Work out the number of lines with the word "fraction" in the material below, then reply with that number only.

____ Provided data

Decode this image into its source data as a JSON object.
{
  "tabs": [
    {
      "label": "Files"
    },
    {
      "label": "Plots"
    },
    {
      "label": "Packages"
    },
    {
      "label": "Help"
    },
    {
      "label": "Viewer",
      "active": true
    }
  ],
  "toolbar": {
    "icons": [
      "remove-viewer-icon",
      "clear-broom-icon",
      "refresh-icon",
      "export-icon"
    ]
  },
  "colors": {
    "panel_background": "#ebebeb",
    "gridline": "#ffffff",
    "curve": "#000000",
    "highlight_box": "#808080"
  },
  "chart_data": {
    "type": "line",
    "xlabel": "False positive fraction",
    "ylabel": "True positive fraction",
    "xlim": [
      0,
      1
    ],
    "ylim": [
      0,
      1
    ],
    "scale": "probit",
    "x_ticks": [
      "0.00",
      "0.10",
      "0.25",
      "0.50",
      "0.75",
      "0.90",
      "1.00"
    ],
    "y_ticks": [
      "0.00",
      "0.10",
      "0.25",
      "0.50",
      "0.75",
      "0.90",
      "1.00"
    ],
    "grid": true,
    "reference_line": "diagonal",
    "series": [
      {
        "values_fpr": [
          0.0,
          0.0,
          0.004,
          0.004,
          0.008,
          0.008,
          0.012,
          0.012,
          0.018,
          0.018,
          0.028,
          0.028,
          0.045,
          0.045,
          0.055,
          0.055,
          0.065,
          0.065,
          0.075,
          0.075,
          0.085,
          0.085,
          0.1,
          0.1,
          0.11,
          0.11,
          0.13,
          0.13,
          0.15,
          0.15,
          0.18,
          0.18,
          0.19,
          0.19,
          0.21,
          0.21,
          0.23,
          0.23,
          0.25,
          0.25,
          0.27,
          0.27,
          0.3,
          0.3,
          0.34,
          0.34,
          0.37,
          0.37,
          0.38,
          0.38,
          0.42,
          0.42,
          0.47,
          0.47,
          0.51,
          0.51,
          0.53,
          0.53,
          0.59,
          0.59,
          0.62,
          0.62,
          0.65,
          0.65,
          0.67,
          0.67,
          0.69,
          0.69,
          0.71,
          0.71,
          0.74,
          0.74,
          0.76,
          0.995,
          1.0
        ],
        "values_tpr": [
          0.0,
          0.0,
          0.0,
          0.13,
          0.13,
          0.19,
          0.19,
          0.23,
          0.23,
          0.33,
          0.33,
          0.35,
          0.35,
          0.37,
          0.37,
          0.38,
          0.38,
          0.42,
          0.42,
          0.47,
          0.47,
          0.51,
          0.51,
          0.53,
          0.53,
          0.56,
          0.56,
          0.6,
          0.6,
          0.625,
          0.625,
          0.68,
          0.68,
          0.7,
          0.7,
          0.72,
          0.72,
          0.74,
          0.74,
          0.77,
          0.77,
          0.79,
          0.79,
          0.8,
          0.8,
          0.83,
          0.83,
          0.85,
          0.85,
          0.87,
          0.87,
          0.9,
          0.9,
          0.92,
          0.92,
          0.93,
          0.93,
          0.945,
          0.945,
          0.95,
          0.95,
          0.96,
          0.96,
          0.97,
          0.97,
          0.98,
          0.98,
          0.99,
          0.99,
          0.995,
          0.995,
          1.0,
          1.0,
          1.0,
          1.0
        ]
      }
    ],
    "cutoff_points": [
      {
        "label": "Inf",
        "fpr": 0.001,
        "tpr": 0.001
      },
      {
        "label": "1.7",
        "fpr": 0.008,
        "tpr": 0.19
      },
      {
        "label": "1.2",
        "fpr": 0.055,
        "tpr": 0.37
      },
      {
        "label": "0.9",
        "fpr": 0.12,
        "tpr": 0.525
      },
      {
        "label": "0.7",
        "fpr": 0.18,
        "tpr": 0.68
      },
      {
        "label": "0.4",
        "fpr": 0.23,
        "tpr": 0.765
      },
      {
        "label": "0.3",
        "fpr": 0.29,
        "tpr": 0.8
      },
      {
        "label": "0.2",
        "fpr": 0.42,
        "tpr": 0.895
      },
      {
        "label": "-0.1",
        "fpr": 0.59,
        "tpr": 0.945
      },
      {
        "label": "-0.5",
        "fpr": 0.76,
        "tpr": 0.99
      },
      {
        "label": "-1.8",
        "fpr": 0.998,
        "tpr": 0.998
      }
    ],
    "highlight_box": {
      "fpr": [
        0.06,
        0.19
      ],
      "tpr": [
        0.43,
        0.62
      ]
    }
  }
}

________

> [Task output]: 2